Items listed in a dataset
= = = = = = =

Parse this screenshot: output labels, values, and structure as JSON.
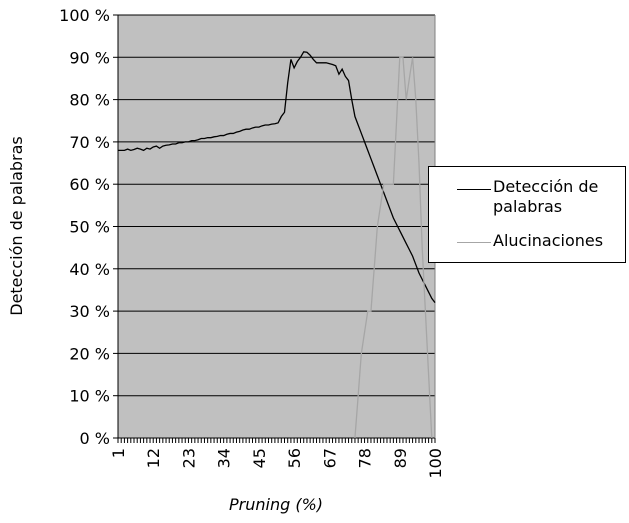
{
  "chart_data": {
    "type": "line",
    "x_label": "Pruning (%)",
    "y_label": "Detección de palabras",
    "categories": [
      "1",
      null,
      null,
      null,
      null,
      null,
      null,
      null,
      null,
      null,
      null,
      "12",
      null,
      null,
      null,
      null,
      null,
      null,
      null,
      null,
      null,
      null,
      "23",
      null,
      null,
      null,
      null,
      null,
      null,
      null,
      null,
      null,
      null,
      "34",
      null,
      null,
      null,
      null,
      null,
      null,
      null,
      null,
      null,
      null,
      "45",
      null,
      null,
      null,
      null,
      null,
      null,
      null,
      null,
      null,
      null,
      "56",
      null,
      null,
      null,
      null,
      null,
      null,
      null,
      null,
      null,
      null,
      "67",
      null,
      null,
      null,
      null,
      null,
      null,
      null,
      null,
      null,
      null,
      "78",
      null,
      null,
      null,
      null,
      null,
      null,
      null,
      null,
      null,
      null,
      "89",
      null,
      null,
      null,
      null,
      null,
      null,
      null,
      null,
      null,
      null,
      "100"
    ],
    "series": [
      {
        "name": "Detección de palabras",
        "color": "#000000",
        "values": [
          68,
          68,
          68,
          68.3,
          68,
          68.2,
          68.5,
          68.3,
          68,
          68.5,
          68.3,
          68.8,
          69,
          68.5,
          69,
          69.2,
          69.3,
          69.5,
          69.5,
          69.8,
          69.8,
          70,
          70,
          70.3,
          70.3,
          70.5,
          70.8,
          70.8,
          71,
          71,
          71.2,
          71.3,
          71.5,
          71.5,
          71.8,
          72,
          72,
          72.3,
          72.5,
          72.8,
          73,
          73,
          73.3,
          73.5,
          73.5,
          73.8,
          74,
          74,
          74.2,
          74.3,
          74.5,
          76,
          77,
          84,
          89.5,
          87.5,
          89,
          90,
          91.3,
          91.2,
          90.5,
          89.5,
          88.7,
          88.7,
          88.7,
          88.7,
          88.5,
          88.3,
          88,
          86,
          87.2,
          85.5,
          84.5,
          80,
          76,
          74,
          72,
          70,
          68,
          66,
          64,
          62,
          60,
          58,
          56,
          54,
          52,
          50.5,
          49,
          47.5,
          46,
          44.5,
          43,
          41,
          39,
          37.5,
          36,
          34.5,
          33,
          32
        ]
      },
      {
        "name": "Alucinaciones",
        "color": "#a6a6a6",
        "values": [
          null,
          null,
          null,
          null,
          null,
          null,
          null,
          null,
          null,
          null,
          null,
          null,
          null,
          null,
          null,
          null,
          null,
          null,
          null,
          null,
          null,
          null,
          null,
          null,
          null,
          null,
          null,
          null,
          null,
          null,
          null,
          null,
          null,
          null,
          null,
          null,
          null,
          null,
          null,
          null,
          null,
          null,
          null,
          null,
          null,
          null,
          null,
          null,
          null,
          null,
          null,
          null,
          null,
          null,
          null,
          null,
          null,
          null,
          null,
          null,
          null,
          null,
          null,
          null,
          null,
          null,
          null,
          null,
          null,
          null,
          null,
          null,
          null,
          null,
          0,
          10,
          20,
          25,
          30,
          30,
          40,
          50,
          55,
          60,
          60,
          60,
          60,
          75,
          90,
          90,
          80,
          85,
          90,
          80,
          65,
          45,
          30,
          15,
          0,
          null
        ]
      }
    ],
    "ylim": [
      0,
      100
    ],
    "yticks": [
      {
        "value": 0,
        "label": "0 %"
      },
      {
        "value": 10,
        "label": "10 %"
      },
      {
        "value": 20,
        "label": "20 %"
      },
      {
        "value": 30,
        "label": "30 %"
      },
      {
        "value": 40,
        "label": "40 %"
      },
      {
        "value": 50,
        "label": "50 %"
      },
      {
        "value": 60,
        "label": "60 %"
      },
      {
        "value": 70,
        "label": "70 %"
      },
      {
        "value": 80,
        "label": "80 %"
      },
      {
        "value": 90,
        "label": "90 %"
      },
      {
        "value": 100,
        "label": "100 %"
      }
    ],
    "grid": true,
    "background": "#c0c0c0"
  }
}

= = = = = = =

**Required work:** Without the pictures, restate all of the entries above verbatim.

**Result of this task:**
Parse this screenshot: output labels, values, and structure as JSON.
{
  "chart_data": {
    "type": "line",
    "x_label": "Pruning (%)",
    "y_label": "Detección de palabras",
    "categories": [
      "1",
      null,
      null,
      null,
      null,
      null,
      null,
      null,
      null,
      null,
      null,
      "12",
      null,
      null,
      null,
      null,
      null,
      null,
      null,
      null,
      null,
      null,
      "23",
      null,
      null,
      null,
      null,
      null,
      null,
      null,
      null,
      null,
      null,
      "34",
      null,
      null,
      null,
      null,
      null,
      null,
      null,
      null,
      null,
      null,
      "45",
      null,
      null,
      null,
      null,
      null,
      null,
      null,
      null,
      null,
      null,
      "56",
      null,
      null,
      null,
      null,
      null,
      null,
      null,
      null,
      null,
      null,
      "67",
      null,
      null,
      null,
      null,
      null,
      null,
      null,
      null,
      null,
      null,
      "78",
      null,
      null,
      null,
      null,
      null,
      null,
      null,
      null,
      null,
      null,
      "89",
      null,
      null,
      null,
      null,
      null,
      null,
      null,
      null,
      null,
      null,
      "100"
    ],
    "series": [
      {
        "name": "Detección de palabras",
        "color": "#000000",
        "values": [
          68,
          68,
          68,
          68.3,
          68,
          68.2,
          68.5,
          68.3,
          68,
          68.5,
          68.3,
          68.8,
          69,
          68.5,
          69,
          69.2,
          69.3,
          69.5,
          69.5,
          69.8,
          69.8,
          70,
          70,
          70.3,
          70.3,
          70.5,
          70.8,
          70.8,
          71,
          71,
          71.2,
          71.3,
          71.5,
          71.5,
          71.8,
          72,
          72,
          72.3,
          72.5,
          72.8,
          73,
          73,
          73.3,
          73.5,
          73.5,
          73.8,
          74,
          74,
          74.2,
          74.3,
          74.5,
          76,
          77,
          84,
          89.5,
          87.5,
          89,
          90,
          91.3,
          91.2,
          90.5,
          89.5,
          88.7,
          88.7,
          88.7,
          88.7,
          88.5,
          88.3,
          88,
          86,
          87.2,
          85.5,
          84.5,
          80,
          76,
          74,
          72,
          70,
          68,
          66,
          64,
          62,
          60,
          58,
          56,
          54,
          52,
          50.5,
          49,
          47.5,
          46,
          44.5,
          43,
          41,
          39,
          37.5,
          36,
          34.5,
          33,
          32
        ]
      },
      {
        "name": "Alucinaciones",
        "color": "#a6a6a6",
        "values": [
          null,
          null,
          null,
          null,
          null,
          null,
          null,
          null,
          null,
          null,
          null,
          null,
          null,
          null,
          null,
          null,
          null,
          null,
          null,
          null,
          null,
          null,
          null,
          null,
          null,
          null,
          null,
          null,
          null,
          null,
          null,
          null,
          null,
          null,
          null,
          null,
          null,
          null,
          null,
          null,
          null,
          null,
          null,
          null,
          null,
          null,
          null,
          null,
          null,
          null,
          null,
          null,
          null,
          null,
          null,
          null,
          null,
          null,
          null,
          null,
          null,
          null,
          null,
          null,
          null,
          null,
          null,
          null,
          null,
          null,
          null,
          null,
          null,
          null,
          0,
          10,
          20,
          25,
          30,
          30,
          40,
          50,
          55,
          60,
          60,
          60,
          60,
          75,
          90,
          90,
          80,
          85,
          90,
          80,
          65,
          45,
          30,
          15,
          0,
          null
        ]
      }
    ],
    "ylim": [
      0,
      100
    ],
    "yticks": [
      {
        "value": 0,
        "label": "0 %"
      },
      {
        "value": 10,
        "label": "10 %"
      },
      {
        "value": 20,
        "label": "20 %"
      },
      {
        "value": 30,
        "label": "30 %"
      },
      {
        "value": 40,
        "label": "40 %"
      },
      {
        "value": 50,
        "label": "50 %"
      },
      {
        "value": 60,
        "label": "60 %"
      },
      {
        "value": 70,
        "label": "70 %"
      },
      {
        "value": 80,
        "label": "80 %"
      },
      {
        "value": 90,
        "label": "90 %"
      },
      {
        "value": 100,
        "label": "100 %"
      }
    ],
    "grid": true,
    "background": "#c0c0c0"
  }
}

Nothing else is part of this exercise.